## PROBLEM REQUIREMENTS
From the listing below, copy every line with the word "everything".

## STORED RECORDS
★ ★ ★

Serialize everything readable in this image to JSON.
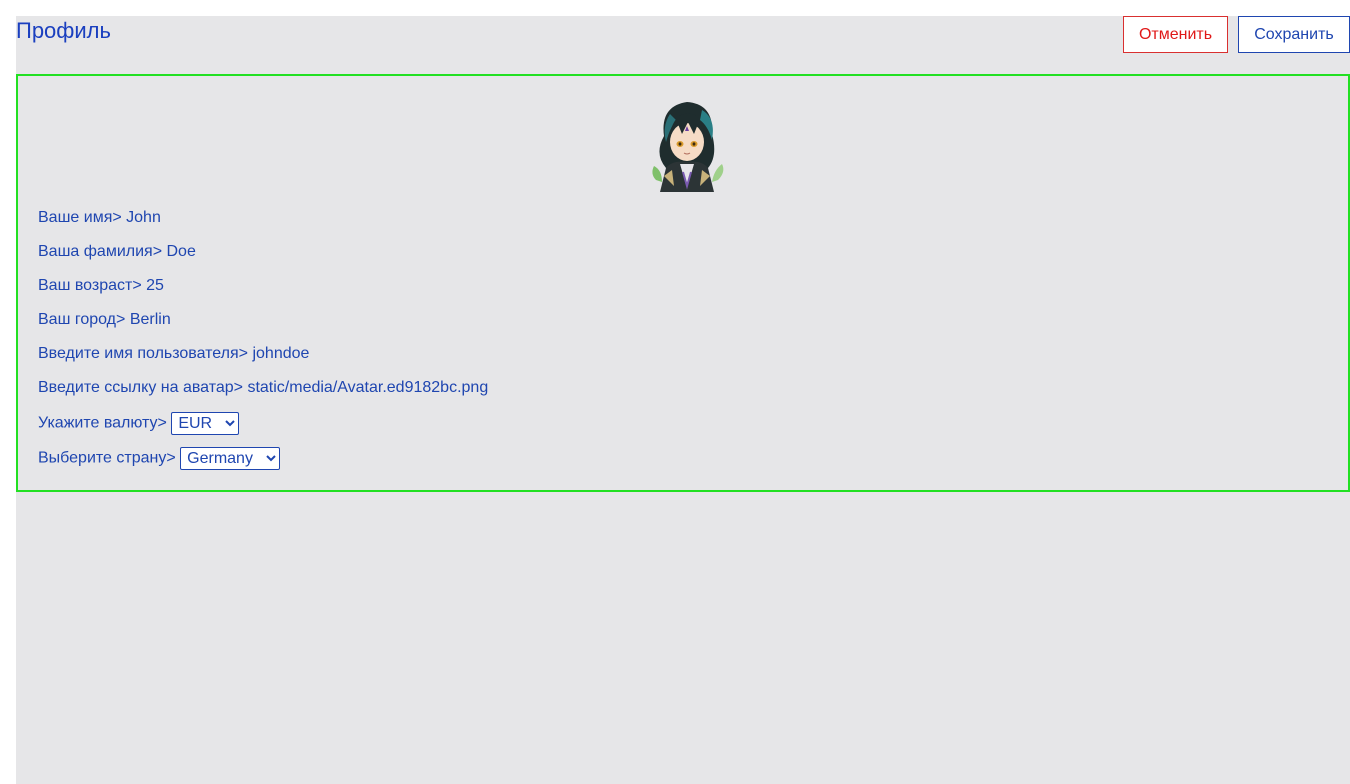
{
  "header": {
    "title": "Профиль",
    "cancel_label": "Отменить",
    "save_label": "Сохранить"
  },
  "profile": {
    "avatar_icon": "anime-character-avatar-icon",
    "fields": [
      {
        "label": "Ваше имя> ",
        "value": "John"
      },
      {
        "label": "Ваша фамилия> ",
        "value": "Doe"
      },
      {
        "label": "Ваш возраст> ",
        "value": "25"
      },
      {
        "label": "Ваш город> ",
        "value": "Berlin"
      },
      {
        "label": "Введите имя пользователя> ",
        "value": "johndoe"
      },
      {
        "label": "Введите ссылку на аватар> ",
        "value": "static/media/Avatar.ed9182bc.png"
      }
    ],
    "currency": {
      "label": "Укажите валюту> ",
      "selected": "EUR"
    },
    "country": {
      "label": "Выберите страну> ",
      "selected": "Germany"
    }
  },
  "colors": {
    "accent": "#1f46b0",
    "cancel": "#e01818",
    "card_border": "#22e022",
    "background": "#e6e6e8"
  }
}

★ ★ ★

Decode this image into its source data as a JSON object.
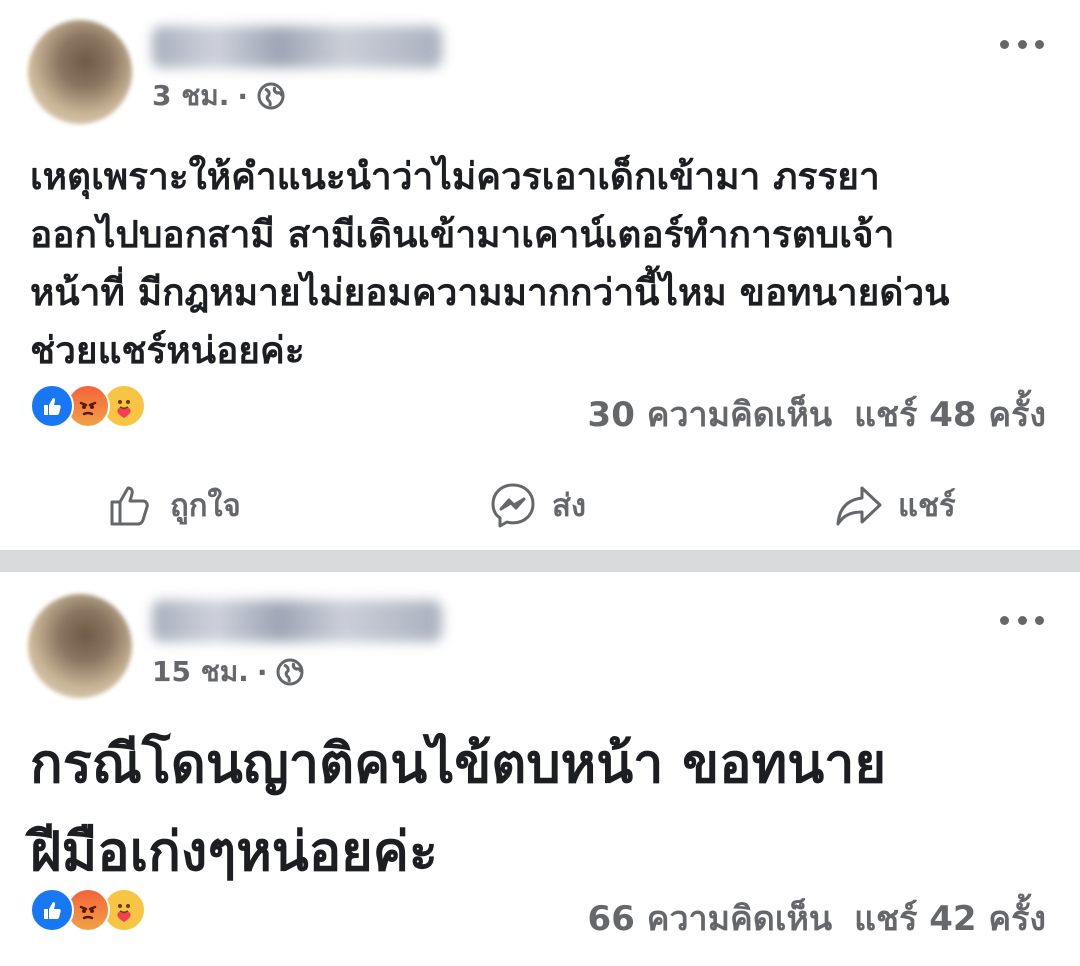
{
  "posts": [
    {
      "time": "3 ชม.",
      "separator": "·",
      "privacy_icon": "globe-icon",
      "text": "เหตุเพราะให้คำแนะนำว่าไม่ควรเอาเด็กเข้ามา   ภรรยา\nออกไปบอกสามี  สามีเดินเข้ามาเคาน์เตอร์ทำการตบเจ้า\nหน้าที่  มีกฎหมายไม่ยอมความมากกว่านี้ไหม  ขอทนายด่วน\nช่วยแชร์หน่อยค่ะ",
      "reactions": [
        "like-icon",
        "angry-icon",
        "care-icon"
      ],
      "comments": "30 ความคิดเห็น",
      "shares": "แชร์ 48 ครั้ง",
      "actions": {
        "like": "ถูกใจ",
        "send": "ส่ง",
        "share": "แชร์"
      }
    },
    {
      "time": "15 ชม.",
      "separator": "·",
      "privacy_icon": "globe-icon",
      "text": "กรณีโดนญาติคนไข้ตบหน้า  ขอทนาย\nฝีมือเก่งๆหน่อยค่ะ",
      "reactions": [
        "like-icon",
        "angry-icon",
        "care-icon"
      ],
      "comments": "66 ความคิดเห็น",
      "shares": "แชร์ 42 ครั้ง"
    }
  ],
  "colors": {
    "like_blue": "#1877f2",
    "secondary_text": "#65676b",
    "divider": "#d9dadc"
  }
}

★ ★ ★

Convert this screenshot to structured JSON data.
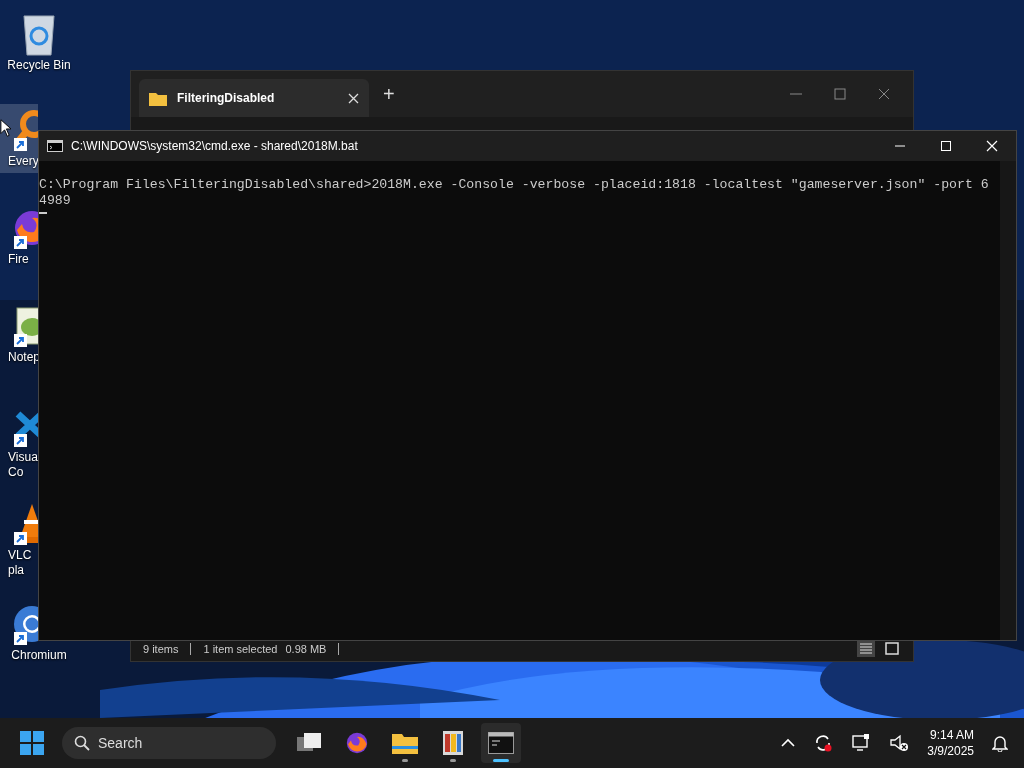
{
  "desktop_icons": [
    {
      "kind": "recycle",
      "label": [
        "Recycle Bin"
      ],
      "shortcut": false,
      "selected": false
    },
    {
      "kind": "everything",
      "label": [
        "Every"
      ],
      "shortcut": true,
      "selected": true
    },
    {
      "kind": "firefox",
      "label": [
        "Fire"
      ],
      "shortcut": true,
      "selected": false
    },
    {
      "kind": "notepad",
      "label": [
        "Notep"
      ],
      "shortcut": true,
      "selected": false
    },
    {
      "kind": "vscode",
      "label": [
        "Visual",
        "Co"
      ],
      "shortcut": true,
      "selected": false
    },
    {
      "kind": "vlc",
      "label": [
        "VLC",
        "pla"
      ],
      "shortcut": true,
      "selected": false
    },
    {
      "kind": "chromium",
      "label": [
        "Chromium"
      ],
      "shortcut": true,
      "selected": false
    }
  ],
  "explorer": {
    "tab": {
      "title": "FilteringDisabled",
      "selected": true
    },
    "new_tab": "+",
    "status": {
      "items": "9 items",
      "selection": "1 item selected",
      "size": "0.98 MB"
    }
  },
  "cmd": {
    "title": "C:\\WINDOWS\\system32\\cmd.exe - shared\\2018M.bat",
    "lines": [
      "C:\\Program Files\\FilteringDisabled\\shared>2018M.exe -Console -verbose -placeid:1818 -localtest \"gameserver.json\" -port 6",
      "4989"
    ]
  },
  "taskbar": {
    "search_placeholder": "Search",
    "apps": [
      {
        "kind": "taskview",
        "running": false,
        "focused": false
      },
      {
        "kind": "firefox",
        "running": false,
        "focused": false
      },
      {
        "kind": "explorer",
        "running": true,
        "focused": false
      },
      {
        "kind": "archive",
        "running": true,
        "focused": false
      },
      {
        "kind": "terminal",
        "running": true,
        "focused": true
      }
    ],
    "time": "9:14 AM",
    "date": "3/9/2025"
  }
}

★ ★ ★

## FINAL RESULT
Serialize everything readable in this image to JSON.
      "kind": "everything",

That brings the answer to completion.